## DIRECTIONS FOR THIS TASK
Return all of the data exactly as given.

Data items
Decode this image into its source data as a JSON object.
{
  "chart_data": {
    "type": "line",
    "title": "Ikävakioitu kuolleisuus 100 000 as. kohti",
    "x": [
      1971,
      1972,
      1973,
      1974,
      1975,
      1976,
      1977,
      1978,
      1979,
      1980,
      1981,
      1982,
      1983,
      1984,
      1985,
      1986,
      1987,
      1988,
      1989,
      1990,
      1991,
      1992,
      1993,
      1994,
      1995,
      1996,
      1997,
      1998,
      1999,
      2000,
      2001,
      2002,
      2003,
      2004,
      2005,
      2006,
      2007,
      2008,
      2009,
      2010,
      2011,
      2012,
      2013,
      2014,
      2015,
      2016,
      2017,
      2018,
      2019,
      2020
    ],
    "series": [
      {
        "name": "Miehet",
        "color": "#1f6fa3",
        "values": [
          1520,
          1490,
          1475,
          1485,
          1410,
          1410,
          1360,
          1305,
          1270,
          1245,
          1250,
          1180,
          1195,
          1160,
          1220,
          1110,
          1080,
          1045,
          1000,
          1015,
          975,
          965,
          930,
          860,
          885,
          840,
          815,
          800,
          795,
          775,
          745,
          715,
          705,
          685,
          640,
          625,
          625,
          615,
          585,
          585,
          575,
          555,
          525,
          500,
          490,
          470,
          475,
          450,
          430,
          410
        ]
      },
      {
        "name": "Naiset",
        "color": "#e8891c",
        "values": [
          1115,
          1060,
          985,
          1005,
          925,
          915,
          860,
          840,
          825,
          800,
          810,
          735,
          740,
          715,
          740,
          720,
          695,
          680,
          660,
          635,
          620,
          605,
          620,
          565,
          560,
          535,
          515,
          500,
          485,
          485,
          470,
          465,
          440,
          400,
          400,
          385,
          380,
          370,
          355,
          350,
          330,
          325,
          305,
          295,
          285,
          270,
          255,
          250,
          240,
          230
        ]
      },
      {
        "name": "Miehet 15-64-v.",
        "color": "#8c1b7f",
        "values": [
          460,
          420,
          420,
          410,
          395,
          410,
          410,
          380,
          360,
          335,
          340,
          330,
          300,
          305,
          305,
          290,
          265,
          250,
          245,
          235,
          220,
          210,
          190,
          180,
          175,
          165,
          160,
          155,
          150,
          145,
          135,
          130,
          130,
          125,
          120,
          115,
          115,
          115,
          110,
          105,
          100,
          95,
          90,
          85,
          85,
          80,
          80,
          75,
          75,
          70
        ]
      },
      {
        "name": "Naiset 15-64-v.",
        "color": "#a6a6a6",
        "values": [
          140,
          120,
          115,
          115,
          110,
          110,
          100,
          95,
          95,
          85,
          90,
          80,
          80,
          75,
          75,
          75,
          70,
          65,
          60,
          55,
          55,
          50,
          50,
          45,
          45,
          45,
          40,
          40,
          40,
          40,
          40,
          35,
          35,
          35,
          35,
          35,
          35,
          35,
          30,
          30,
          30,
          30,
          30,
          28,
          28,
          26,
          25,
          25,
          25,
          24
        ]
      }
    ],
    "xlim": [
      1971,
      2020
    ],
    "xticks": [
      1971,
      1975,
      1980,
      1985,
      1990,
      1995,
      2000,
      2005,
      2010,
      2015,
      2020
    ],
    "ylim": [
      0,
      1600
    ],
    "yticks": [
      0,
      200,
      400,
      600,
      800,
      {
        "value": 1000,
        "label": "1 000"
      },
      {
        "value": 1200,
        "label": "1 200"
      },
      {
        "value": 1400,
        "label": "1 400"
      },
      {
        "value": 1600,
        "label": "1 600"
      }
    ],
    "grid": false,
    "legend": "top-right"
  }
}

## SOLUTION
Decode this image into its source data as a JSON object.
{
  "chart_data": {
    "type": "line",
    "title": "Ikävakioitu kuolleisuus 100 000 as. kohti",
    "x": [
      1971,
      1972,
      1973,
      1974,
      1975,
      1976,
      1977,
      1978,
      1979,
      1980,
      1981,
      1982,
      1983,
      1984,
      1985,
      1986,
      1987,
      1988,
      1989,
      1990,
      1991,
      1992,
      1993,
      1994,
      1995,
      1996,
      1997,
      1998,
      1999,
      2000,
      2001,
      2002,
      2003,
      2004,
      2005,
      2006,
      2007,
      2008,
      2009,
      2010,
      2011,
      2012,
      2013,
      2014,
      2015,
      2016,
      2017,
      2018,
      2019,
      2020
    ],
    "series": [
      {
        "name": "Miehet",
        "color": "#1f6fa3",
        "values": [
          1520,
          1490,
          1475,
          1485,
          1410,
          1410,
          1360,
          1305,
          1270,
          1245,
          1250,
          1180,
          1195,
          1160,
          1220,
          1110,
          1080,
          1045,
          1000,
          1015,
          975,
          965,
          930,
          860,
          885,
          840,
          815,
          800,
          795,
          775,
          745,
          715,
          705,
          685,
          640,
          625,
          625,
          615,
          585,
          585,
          575,
          555,
          525,
          500,
          490,
          470,
          475,
          450,
          430,
          410
        ]
      },
      {
        "name": "Naiset",
        "color": "#e8891c",
        "values": [
          1115,
          1060,
          985,
          1005,
          925,
          915,
          860,
          840,
          825,
          800,
          810,
          735,
          740,
          715,
          740,
          720,
          695,
          680,
          660,
          635,
          620,
          605,
          620,
          565,
          560,
          535,
          515,
          500,
          485,
          485,
          470,
          465,
          440,
          400,
          400,
          385,
          380,
          370,
          355,
          350,
          330,
          325,
          305,
          295,
          285,
          270,
          255,
          250,
          240,
          230
        ]
      },
      {
        "name": "Miehet 15-64-v.",
        "color": "#8c1b7f",
        "values": [
          460,
          420,
          420,
          410,
          395,
          410,
          410,
          380,
          360,
          335,
          340,
          330,
          300,
          305,
          305,
          290,
          265,
          250,
          245,
          235,
          220,
          210,
          190,
          180,
          175,
          165,
          160,
          155,
          150,
          145,
          135,
          130,
          130,
          125,
          120,
          115,
          115,
          115,
          110,
          105,
          100,
          95,
          90,
          85,
          85,
          80,
          80,
          75,
          75,
          70
        ]
      },
      {
        "name": "Naiset 15-64-v.",
        "color": "#a6a6a6",
        "values": [
          140,
          120,
          115,
          115,
          110,
          110,
          100,
          95,
          95,
          85,
          90,
          80,
          80,
          75,
          75,
          75,
          70,
          65,
          60,
          55,
          55,
          50,
          50,
          45,
          45,
          45,
          40,
          40,
          40,
          40,
          40,
          35,
          35,
          35,
          35,
          35,
          35,
          35,
          30,
          30,
          30,
          30,
          30,
          28,
          28,
          26,
          25,
          25,
          25,
          24
        ]
      }
    ],
    "xlim": [
      1971,
      2020
    ],
    "xticks": [
      1971,
      1975,
      1980,
      1985,
      1990,
      1995,
      2000,
      2005,
      2010,
      2015,
      2020
    ],
    "ylim": [
      0,
      1600
    ],
    "yticks": [
      0,
      200,
      400,
      600,
      800,
      {
        "value": 1000,
        "label": "1 000"
      },
      {
        "value": 1200,
        "label": "1 200"
      },
      {
        "value": 1400,
        "label": "1 400"
      },
      {
        "value": 1600,
        "label": "1 600"
      }
    ],
    "grid": false,
    "legend": "top-right"
  }
}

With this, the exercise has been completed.